-- BEGIN --
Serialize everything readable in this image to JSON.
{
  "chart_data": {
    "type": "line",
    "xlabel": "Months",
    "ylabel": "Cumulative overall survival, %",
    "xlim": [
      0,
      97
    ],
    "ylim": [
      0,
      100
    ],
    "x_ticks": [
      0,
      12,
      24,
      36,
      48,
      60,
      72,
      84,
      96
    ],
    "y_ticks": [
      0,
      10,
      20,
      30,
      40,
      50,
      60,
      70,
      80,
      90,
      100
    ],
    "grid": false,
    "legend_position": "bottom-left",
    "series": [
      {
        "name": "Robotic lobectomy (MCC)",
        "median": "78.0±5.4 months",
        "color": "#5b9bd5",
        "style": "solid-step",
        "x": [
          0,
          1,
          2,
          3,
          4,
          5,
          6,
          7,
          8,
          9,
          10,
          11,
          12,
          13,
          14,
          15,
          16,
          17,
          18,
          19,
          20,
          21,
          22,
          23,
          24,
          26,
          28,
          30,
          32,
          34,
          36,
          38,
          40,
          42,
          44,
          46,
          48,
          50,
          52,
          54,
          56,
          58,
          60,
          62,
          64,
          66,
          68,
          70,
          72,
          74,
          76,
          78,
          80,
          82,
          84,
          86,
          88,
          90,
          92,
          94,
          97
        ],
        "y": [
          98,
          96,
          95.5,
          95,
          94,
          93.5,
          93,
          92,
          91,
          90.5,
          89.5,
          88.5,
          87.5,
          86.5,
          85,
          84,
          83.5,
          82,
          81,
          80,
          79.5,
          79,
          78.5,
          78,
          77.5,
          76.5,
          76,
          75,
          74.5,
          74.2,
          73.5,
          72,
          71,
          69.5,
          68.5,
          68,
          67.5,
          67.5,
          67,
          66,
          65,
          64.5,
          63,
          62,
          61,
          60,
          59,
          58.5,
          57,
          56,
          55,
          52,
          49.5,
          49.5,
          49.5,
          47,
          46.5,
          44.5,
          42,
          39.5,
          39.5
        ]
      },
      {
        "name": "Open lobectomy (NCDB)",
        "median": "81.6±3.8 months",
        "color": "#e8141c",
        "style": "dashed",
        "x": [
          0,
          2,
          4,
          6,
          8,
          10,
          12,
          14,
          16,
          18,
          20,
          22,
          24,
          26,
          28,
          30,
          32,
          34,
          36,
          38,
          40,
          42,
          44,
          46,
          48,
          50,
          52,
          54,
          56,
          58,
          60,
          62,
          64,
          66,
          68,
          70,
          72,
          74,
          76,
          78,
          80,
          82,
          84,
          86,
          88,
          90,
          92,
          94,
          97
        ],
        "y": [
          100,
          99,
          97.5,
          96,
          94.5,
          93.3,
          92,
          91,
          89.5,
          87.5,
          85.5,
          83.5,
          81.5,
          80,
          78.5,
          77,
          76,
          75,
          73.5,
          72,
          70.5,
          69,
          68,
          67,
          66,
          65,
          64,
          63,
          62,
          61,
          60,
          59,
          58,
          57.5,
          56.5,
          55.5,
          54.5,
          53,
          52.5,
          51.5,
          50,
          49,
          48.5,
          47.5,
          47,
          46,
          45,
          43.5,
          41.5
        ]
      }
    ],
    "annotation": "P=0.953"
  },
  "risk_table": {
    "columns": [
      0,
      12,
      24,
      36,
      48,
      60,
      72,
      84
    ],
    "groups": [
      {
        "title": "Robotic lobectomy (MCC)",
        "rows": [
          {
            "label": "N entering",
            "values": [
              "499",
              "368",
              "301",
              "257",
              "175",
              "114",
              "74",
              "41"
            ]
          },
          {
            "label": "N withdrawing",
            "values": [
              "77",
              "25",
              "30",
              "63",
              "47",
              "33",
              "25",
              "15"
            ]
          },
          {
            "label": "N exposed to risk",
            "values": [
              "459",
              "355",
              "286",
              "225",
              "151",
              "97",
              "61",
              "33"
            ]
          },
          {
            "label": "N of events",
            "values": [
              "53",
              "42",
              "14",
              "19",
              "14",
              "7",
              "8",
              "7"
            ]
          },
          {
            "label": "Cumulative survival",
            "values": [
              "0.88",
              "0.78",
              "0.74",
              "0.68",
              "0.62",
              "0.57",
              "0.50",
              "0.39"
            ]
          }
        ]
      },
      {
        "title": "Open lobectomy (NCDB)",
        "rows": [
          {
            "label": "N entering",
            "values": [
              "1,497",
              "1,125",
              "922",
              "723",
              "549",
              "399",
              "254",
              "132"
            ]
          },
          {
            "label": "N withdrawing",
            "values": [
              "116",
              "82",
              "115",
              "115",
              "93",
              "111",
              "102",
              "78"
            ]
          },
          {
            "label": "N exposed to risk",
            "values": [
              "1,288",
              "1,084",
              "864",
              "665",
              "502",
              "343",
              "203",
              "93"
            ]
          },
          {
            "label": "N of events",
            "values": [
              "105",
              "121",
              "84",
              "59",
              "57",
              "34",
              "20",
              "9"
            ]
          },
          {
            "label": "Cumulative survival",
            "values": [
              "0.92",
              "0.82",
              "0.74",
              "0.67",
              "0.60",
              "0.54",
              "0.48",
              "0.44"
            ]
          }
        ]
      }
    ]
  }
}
-- END --
◆ **WHAT IS EXPECTED**
Repeat every record exactly as written, please.

◆ **WORKED SOLUTION**
Serialize everything readable in this image to JSON.
{
  "chart_data": {
    "type": "line",
    "xlabel": "Months",
    "ylabel": "Cumulative overall survival, %",
    "xlim": [
      0,
      97
    ],
    "ylim": [
      0,
      100
    ],
    "x_ticks": [
      0,
      12,
      24,
      36,
      48,
      60,
      72,
      84,
      96
    ],
    "y_ticks": [
      0,
      10,
      20,
      30,
      40,
      50,
      60,
      70,
      80,
      90,
      100
    ],
    "grid": false,
    "legend_position": "bottom-left",
    "series": [
      {
        "name": "Robotic lobectomy (MCC)",
        "median": "78.0±5.4 months",
        "color": "#5b9bd5",
        "style": "solid-step",
        "x": [
          0,
          1,
          2,
          3,
          4,
          5,
          6,
          7,
          8,
          9,
          10,
          11,
          12,
          13,
          14,
          15,
          16,
          17,
          18,
          19,
          20,
          21,
          22,
          23,
          24,
          26,
          28,
          30,
          32,
          34,
          36,
          38,
          40,
          42,
          44,
          46,
          48,
          50,
          52,
          54,
          56,
          58,
          60,
          62,
          64,
          66,
          68,
          70,
          72,
          74,
          76,
          78,
          80,
          82,
          84,
          86,
          88,
          90,
          92,
          94,
          97
        ],
        "y": [
          98,
          96,
          95.5,
          95,
          94,
          93.5,
          93,
          92,
          91,
          90.5,
          89.5,
          88.5,
          87.5,
          86.5,
          85,
          84,
          83.5,
          82,
          81,
          80,
          79.5,
          79,
          78.5,
          78,
          77.5,
          76.5,
          76,
          75,
          74.5,
          74.2,
          73.5,
          72,
          71,
          69.5,
          68.5,
          68,
          67.5,
          67.5,
          67,
          66,
          65,
          64.5,
          63,
          62,
          61,
          60,
          59,
          58.5,
          57,
          56,
          55,
          52,
          49.5,
          49.5,
          49.5,
          47,
          46.5,
          44.5,
          42,
          39.5,
          39.5
        ]
      },
      {
        "name": "Open lobectomy (NCDB)",
        "median": "81.6±3.8 months",
        "color": "#e8141c",
        "style": "dashed",
        "x": [
          0,
          2,
          4,
          6,
          8,
          10,
          12,
          14,
          16,
          18,
          20,
          22,
          24,
          26,
          28,
          30,
          32,
          34,
          36,
          38,
          40,
          42,
          44,
          46,
          48,
          50,
          52,
          54,
          56,
          58,
          60,
          62,
          64,
          66,
          68,
          70,
          72,
          74,
          76,
          78,
          80,
          82,
          84,
          86,
          88,
          90,
          92,
          94,
          97
        ],
        "y": [
          100,
          99,
          97.5,
          96,
          94.5,
          93.3,
          92,
          91,
          89.5,
          87.5,
          85.5,
          83.5,
          81.5,
          80,
          78.5,
          77,
          76,
          75,
          73.5,
          72,
          70.5,
          69,
          68,
          67,
          66,
          65,
          64,
          63,
          62,
          61,
          60,
          59,
          58,
          57.5,
          56.5,
          55.5,
          54.5,
          53,
          52.5,
          51.5,
          50,
          49,
          48.5,
          47.5,
          47,
          46,
          45,
          43.5,
          41.5
        ]
      }
    ],
    "annotation": "P=0.953"
  },
  "risk_table": {
    "columns": [
      0,
      12,
      24,
      36,
      48,
      60,
      72,
      84
    ],
    "groups": [
      {
        "title": "Robotic lobectomy (MCC)",
        "rows": [
          {
            "label": "N entering",
            "values": [
              "499",
              "368",
              "301",
              "257",
              "175",
              "114",
              "74",
              "41"
            ]
          },
          {
            "label": "N withdrawing",
            "values": [
              "77",
              "25",
              "30",
              "63",
              "47",
              "33",
              "25",
              "15"
            ]
          },
          {
            "label": "N exposed to risk",
            "values": [
              "459",
              "355",
              "286",
              "225",
              "151",
              "97",
              "61",
              "33"
            ]
          },
          {
            "label": "N of events",
            "values": [
              "53",
              "42",
              "14",
              "19",
              "14",
              "7",
              "8",
              "7"
            ]
          },
          {
            "label": "Cumulative survival",
            "values": [
              "0.88",
              "0.78",
              "0.74",
              "0.68",
              "0.62",
              "0.57",
              "0.50",
              "0.39"
            ]
          }
        ]
      },
      {
        "title": "Open lobectomy (NCDB)",
        "rows": [
          {
            "label": "N entering",
            "values": [
              "1,497",
              "1,125",
              "922",
              "723",
              "549",
              "399",
              "254",
              "132"
            ]
          },
          {
            "label": "N withdrawing",
            "values": [
              "116",
              "82",
              "115",
              "115",
              "93",
              "111",
              "102",
              "78"
            ]
          },
          {
            "label": "N exposed to risk",
            "values": [
              "1,288",
              "1,084",
              "864",
              "665",
              "502",
              "343",
              "203",
              "93"
            ]
          },
          {
            "label": "N of events",
            "values": [
              "105",
              "121",
              "84",
              "59",
              "57",
              "34",
              "20",
              "9"
            ]
          },
          {
            "label": "Cumulative survival",
            "values": [
              "0.92",
              "0.82",
              "0.74",
              "0.67",
              "0.60",
              "0.54",
              "0.48",
              "0.44"
            ]
          }
        ]
      }
    ]
  }
}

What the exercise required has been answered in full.